-- EXTRACTED RECORDS --
—————

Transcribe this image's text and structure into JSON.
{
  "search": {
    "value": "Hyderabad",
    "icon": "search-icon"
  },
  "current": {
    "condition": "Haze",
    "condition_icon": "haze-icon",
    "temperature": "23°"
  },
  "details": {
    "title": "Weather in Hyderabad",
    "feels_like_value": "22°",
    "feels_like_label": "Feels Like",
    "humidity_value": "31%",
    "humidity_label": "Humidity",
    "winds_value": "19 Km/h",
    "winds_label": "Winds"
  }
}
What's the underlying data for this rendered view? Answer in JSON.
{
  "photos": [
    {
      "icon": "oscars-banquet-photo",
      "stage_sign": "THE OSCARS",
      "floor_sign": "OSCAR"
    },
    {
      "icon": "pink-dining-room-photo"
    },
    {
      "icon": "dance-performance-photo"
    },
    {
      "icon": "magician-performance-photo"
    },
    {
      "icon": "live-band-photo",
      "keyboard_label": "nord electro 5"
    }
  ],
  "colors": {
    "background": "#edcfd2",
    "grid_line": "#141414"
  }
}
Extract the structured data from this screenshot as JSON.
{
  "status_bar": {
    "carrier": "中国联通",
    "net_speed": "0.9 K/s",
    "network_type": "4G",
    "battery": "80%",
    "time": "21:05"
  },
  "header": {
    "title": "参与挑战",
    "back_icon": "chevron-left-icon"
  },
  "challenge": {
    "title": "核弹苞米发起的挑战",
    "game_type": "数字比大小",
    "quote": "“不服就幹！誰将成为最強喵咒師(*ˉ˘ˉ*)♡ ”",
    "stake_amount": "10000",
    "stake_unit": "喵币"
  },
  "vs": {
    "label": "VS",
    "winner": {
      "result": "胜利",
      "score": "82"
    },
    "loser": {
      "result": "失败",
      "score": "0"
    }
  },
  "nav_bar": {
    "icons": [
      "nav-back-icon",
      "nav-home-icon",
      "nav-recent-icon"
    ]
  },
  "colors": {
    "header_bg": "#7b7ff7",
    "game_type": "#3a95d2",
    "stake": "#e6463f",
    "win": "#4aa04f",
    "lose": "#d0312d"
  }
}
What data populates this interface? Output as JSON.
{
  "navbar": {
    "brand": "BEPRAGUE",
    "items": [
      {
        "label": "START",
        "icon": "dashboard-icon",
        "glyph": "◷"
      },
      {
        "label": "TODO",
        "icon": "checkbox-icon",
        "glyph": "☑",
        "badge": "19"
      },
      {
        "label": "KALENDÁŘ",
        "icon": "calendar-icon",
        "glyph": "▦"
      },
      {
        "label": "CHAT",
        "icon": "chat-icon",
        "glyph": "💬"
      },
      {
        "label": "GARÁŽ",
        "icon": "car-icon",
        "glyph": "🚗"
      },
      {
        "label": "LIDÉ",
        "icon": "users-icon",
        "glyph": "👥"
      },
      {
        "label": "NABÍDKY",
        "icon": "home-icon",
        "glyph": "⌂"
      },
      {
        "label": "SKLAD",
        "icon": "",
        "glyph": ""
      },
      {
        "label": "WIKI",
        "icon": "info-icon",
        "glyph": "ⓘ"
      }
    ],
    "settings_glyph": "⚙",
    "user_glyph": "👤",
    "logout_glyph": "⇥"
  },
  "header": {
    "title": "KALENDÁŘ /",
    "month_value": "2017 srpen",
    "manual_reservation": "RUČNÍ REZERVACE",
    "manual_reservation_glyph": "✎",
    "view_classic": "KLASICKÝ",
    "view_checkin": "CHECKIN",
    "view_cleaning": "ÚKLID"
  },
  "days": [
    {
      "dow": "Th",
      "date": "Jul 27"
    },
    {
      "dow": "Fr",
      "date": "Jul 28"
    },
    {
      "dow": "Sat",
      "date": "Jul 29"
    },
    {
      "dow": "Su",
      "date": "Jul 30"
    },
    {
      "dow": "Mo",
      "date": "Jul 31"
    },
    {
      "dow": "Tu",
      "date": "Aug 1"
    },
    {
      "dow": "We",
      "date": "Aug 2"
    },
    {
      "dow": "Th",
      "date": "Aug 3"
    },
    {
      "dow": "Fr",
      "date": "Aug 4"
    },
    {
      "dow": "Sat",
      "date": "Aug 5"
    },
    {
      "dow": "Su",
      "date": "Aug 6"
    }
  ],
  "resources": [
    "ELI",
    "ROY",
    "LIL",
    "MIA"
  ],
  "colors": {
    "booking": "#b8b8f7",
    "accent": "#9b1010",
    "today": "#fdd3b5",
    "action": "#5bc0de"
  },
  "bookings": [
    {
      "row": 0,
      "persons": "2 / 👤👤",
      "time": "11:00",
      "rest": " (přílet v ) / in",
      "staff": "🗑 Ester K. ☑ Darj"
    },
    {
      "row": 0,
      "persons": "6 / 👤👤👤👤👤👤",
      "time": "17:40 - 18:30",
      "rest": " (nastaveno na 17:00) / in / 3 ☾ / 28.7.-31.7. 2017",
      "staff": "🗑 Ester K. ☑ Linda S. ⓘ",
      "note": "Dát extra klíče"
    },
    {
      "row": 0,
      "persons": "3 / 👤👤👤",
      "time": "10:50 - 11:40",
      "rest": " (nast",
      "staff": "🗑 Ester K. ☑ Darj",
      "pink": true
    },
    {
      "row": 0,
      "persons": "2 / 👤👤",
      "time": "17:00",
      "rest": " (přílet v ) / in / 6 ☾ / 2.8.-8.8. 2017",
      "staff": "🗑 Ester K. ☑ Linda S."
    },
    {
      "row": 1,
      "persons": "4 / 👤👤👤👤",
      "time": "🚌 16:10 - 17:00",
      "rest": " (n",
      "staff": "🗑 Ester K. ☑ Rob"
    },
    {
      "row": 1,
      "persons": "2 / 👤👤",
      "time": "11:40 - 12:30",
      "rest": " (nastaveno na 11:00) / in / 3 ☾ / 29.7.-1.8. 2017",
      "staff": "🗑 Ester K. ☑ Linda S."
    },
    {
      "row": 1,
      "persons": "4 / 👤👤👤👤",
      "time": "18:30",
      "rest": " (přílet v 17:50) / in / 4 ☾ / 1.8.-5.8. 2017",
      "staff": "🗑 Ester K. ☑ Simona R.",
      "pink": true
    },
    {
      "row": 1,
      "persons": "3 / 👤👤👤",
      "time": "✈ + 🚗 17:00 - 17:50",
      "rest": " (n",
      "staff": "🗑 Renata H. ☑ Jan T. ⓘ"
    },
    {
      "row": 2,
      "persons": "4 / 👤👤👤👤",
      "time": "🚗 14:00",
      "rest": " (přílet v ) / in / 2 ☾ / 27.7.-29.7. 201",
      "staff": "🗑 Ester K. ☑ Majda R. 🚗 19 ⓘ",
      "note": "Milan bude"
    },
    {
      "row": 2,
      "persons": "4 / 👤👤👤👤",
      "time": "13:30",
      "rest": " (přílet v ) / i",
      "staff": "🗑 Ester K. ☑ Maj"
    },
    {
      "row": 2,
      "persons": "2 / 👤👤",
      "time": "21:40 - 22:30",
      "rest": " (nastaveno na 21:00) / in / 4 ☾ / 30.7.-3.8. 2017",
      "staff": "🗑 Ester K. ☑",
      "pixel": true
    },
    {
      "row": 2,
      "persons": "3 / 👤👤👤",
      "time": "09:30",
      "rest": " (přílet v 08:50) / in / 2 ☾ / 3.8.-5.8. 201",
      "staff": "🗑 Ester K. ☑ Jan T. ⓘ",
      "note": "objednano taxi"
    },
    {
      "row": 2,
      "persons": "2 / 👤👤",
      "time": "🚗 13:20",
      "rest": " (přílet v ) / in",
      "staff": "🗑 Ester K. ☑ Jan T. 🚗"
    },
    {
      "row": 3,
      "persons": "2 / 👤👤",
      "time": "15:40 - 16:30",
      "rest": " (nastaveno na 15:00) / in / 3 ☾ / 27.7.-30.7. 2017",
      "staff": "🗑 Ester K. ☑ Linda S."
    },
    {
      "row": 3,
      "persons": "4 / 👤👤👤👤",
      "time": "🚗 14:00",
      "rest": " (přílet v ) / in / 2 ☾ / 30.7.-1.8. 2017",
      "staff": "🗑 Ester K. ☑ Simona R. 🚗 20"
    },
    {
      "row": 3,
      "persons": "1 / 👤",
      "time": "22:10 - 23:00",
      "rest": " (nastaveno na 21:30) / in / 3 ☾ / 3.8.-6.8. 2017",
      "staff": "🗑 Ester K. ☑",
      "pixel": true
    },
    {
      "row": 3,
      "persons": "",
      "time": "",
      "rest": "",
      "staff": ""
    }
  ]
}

—————

-- PROMPT --
Copy all lines from the material that contain "JSON".

-- REPLY --
Transcribe this image's text and structure into JSON.
What's the underlying data for this rendered view? Answer in JSON.
Extract the structured data from this screenshot as JSON.
What data populates this interface? Output as JSON.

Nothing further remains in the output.